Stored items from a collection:
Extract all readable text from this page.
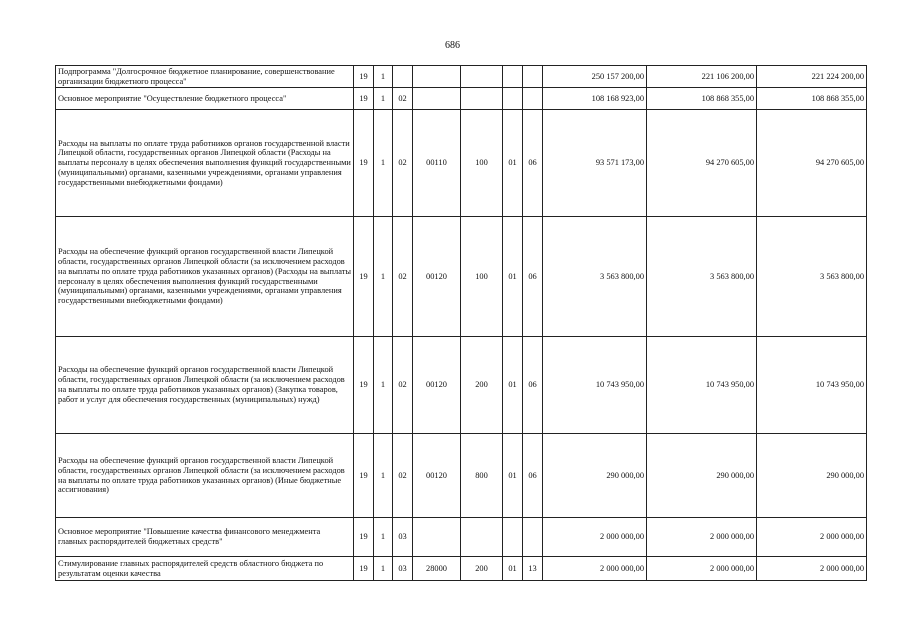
686
Подпрограмма "Долгосрочное бюджетное планирование, совершенствование организации бюджетного процесса"	19	1						250 157 200,00	221 106 200,00	221 224 200,00
Основное мероприятие "Осуществление бюджетного процесса"	19	1	02					108 168 923,00	108 868 355,00	108 868 355,00
Расходы на выплаты по оплате труда работников органов государственной власти Липецкой области, государственных органов Липецкой области (Расходы на выплаты персоналу в целях обеспечения выполнения функций государственными (муниципальными) органами, казенными учреждениями, органами управления государственными внебюджетными фондами)	19	1	02	00110	100	01	06	93 571 173,00	94 270 605,00	94 270 605,00
Расходы на обеспечение функций органов государственной власти Липецкой области, государственных органов Липецкой области (за исключением расходов на выплаты по оплате труда работников указанных органов) (Расходы на выплаты персоналу в целях обеспечения выполнения функций государственными (муниципальными) органами, казенными учреждениями, органами управления государственными внебюджетными фондами)	19	1	02	00120	100	01	06	3 563 800,00	3 563 800,00	3 563 800,00
Расходы на обеспечение функций органов государственной власти Липецкой области, государственных органов Липецкой области (за исключением расходов на выплаты по оплате труда работников указанных органов) (Закупка товаров, работ и услуг для обеспечения государственных (муниципальных) нужд)	19	1	02	00120	200	01	06	10 743 950,00	10 743 950,00	10 743 950,00
Расходы на обеспечение функций органов государственной власти Липецкой области, государственных органов Липецкой области (за исключением расходов на выплаты по оплате труда работников указанных органов) (Иные бюджетные ассигнования)	19	1	02	00120	800	01	06	290 000,00	290 000,00	290 000,00
Основное мероприятие "Повышение качества финансового менеджмента главных распорядителей бюджетных средств"	19	1	03					2 000 000,00	2 000 000,00	2 000 000,00
Стимулирование главных распорядителей средств областного бюджета по результатам оценки качества	19	1	03	28000	200	01	13	2 000 000,00	2 000 000,00	2 000 000,00
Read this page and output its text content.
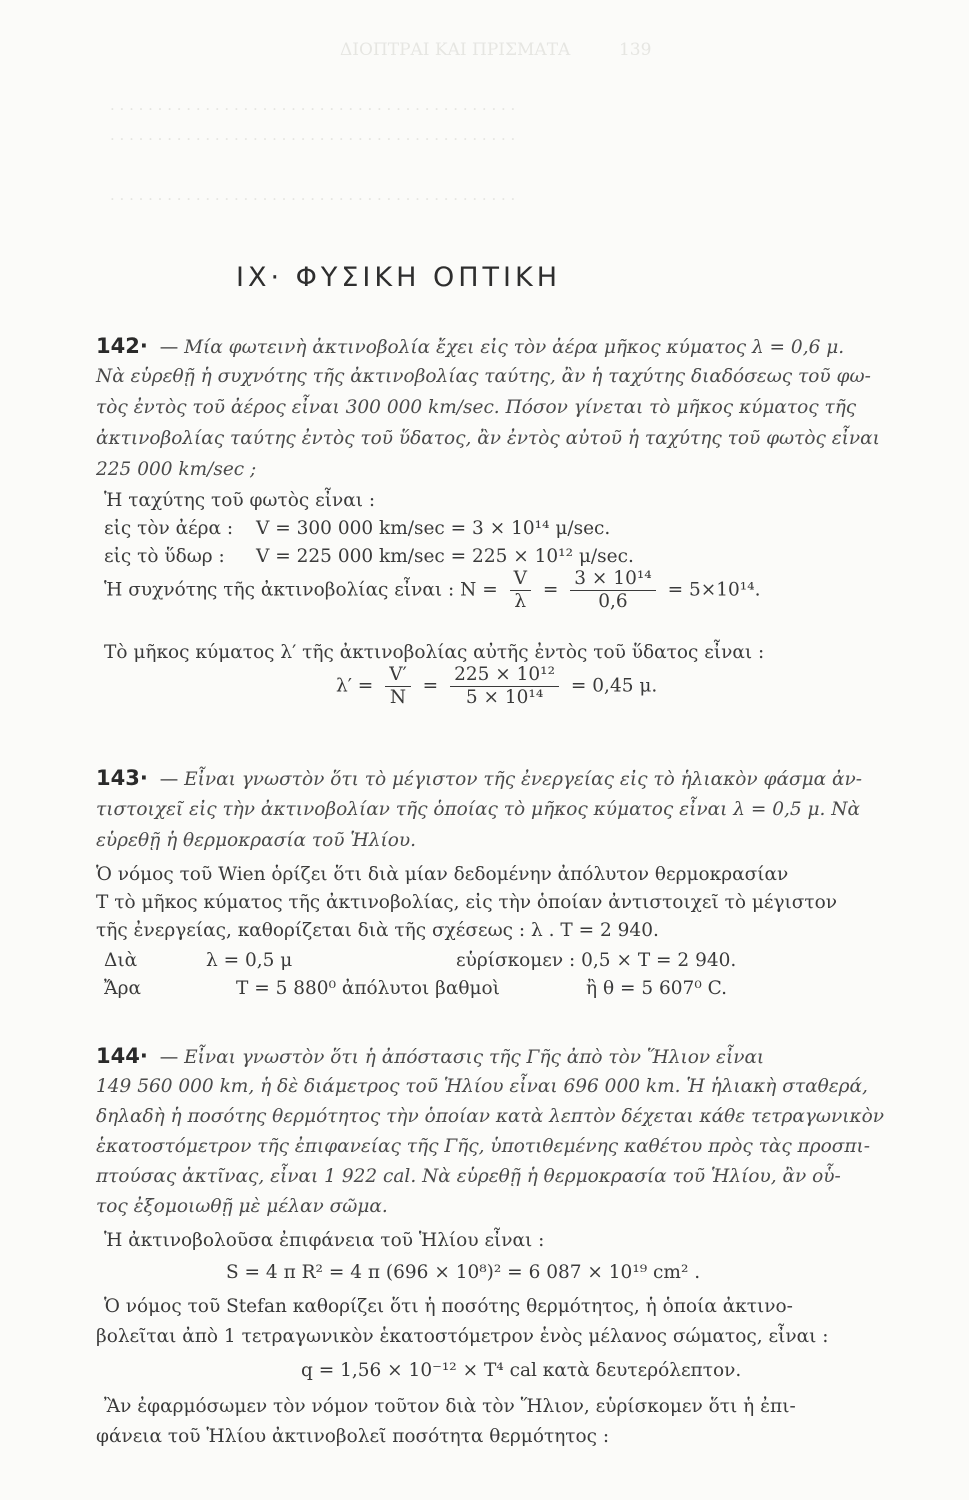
ΔΙΟΠΤΡΑΙ ΚΑΙ ΠΡΙΣΜΑΤΑ         139
· · · · · · · · · · · · · · · · · · · · · · · · · · · · · · · · · · · · · · · · · · ·
· · · · · · · · · · · · · · · · · · · · · · · · · · · · · · · · · · · · · · · · · · ·
· · · · · · · · · · · · · · · · · · · · · · · · · · · · · · · · · · · · · · · · · · ·
IX· ΦΥΣΙΚΗ ΟΠΤΙΚΗ
142· — Μία φωτεινὴ ἀκτινοβολία ἔχει εἰς τὸν ἀέρα μῆκος κύματος λ = 0,6 μ.
Νὰ εὑρεθῇ ἡ συχνότης τῆς ἀκτινοβολίας ταύτης, ἂν ἡ ταχύτης διαδόσεως τοῦ φω-
τὸς ἐντὸς τοῦ ἀέρος εἶναι 300 000 km/sec. Πόσον γίνεται τὸ μῆκος κύματος τῆς
ἀκτινοβολίας ταύτης ἐντὸς τοῦ ὕδατος, ἂν ἐντὸς αὐτοῦ ἡ ταχύτης τοῦ φωτὸς εἶναι
225 000 km/sec ;
Ἡ ταχύτης τοῦ φωτὸς εἶναι :
εἰς τὸν ἀέρα : V = 300 000 km/sec = 3 × 10¹⁴ μ/sec.
εἰς τὸ ὕδωρ : V = 225 000 km/sec = 225 × 10¹² μ/sec.
Ἡ συχνότης τῆς ἀκτινοβολίας εἶναι : $N = \frac{V}{\lambda} = \frac{\text{3 × 10¹⁴}}{0,6} = 5\times 10^{14}$.
Τὸ μῆκος κύματος λ′ τῆς ἀκτινοβολίας αὐτῆς ἐντὸς τοῦ ὕδατος εἶναι :
$\lambda' = \frac{V'}{N} = \frac{\text{225 × 10¹²}}{\text{5 × 10¹⁴}} = 0,45$ μ.
143· — Εἶναι γνωστὸν ὅτι τὸ μέγιστον τῆς ἐνεργείας εἰς τὸ ἡλιακὸν φάσμα ἀν-
τιστοιχεῖ εἰς τὴν ἀκτινοβολίαν τῆς ὁποίας τὸ μῆκος κύματος εἶναι λ = 0,5 μ. Νὰ
εὑρεθῇ ἡ θερμοκρασία τοῦ Ἡλίου.
Ὁ νόμος τοῦ Wien ὁρίζει ὅτι διὰ μίαν δεδομένην ἀπόλυτον θερμοκρασίαν
T τὸ μῆκος κύματος τῆς ἀκτινοβολίας, εἰς τὴν ὁποίαν ἀντιστοιχεῖ τὸ μέγιστον
τῆς ἐνεργείας, καθορίζεται διὰ τῆς σχέσεως : λ . T = 2 940.
Διὰ	λ = 0,5 μ	εὑρίσκομεν : 0,5 × T = 2 940.
Ἄρα	T = 5 880⁰ ἀπόλυτοι βαθμοὶ	ἢ θ = 5 607⁰ C.
144· — Εἶναι γνωστὸν ὅτι ἡ ἀπόστασις τῆς Γῆς ἀπὸ τὸν Ἥλιον εἶναι
149 560 000 km, ἡ δὲ διάμετρος τοῦ Ἡλίου εἶναι 696 000 km. Ἡ ἡλιακὴ σταθερά,
δηλαδὴ ἡ ποσότης θερμότητος τὴν ὁποίαν κατὰ λεπτὸν δέχεται κάθε τετραγωνικὸν
ἑκατοστόμετρον τῆς ἐπιφανείας τῆς Γῆς, ὑποτιθεμένης καθέτου πρὸς τὰς προσπι-
πτούσας ἀκτῖνας, εἶναι 1 922 cal. Νὰ εὑρεθῇ ἡ θερμοκρασία τοῦ Ἡλίου, ἂν οὗ-
τος ἐξομοιωθῇ μὲ μέλαν σῶμα.
Ἡ ἀκτινοβολοῦσα ἐπιφάνεια τοῦ Ἡλίου εἶναι :
S = 4 π R² = 4 π (696 × 10⁸)² = 6 087 × 10¹⁹ cm² .
Ὁ νόμος τοῦ Stefan καθορίζει ὅτι ἡ ποσότης θερμότητος, ἡ ὁποία ἀκτινο-
βολεῖται ἀπὸ 1 τετραγωνικὸν ἑκατοστόμετρον ἑνὸς μέλανος σώματος, εἶναι :
q = 1,56 × 10⁻¹² × T⁴ cal κατὰ δευτερόλεπτον.
Ἂν ἐφαρμόσωμεν τὸν νόμον τοῦτον διὰ τὸν Ἥλιον, εὑρίσκομεν ὅτι ἡ ἐπι-
φάνεια τοῦ Ἡλίου ἀκτινοβολεῖ ποσότητα θερμότητος :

→ **Short exercise**: Extract every line containing the string "lambda" from the material.

→ **Solution**:
Ἡ συχνότης τῆς ἀκτινοβολίας εἶναι : $N = \frac{V}{\lambda} = \frac{\text{3 × 10¹⁴}}{0,6} = 5\times 10^{14}$.
$\lambda' = \frac{V'}{N} = \frac{\text{225 × 10¹²}}{\text{5 × 10¹⁴}} = 0,45$ μ.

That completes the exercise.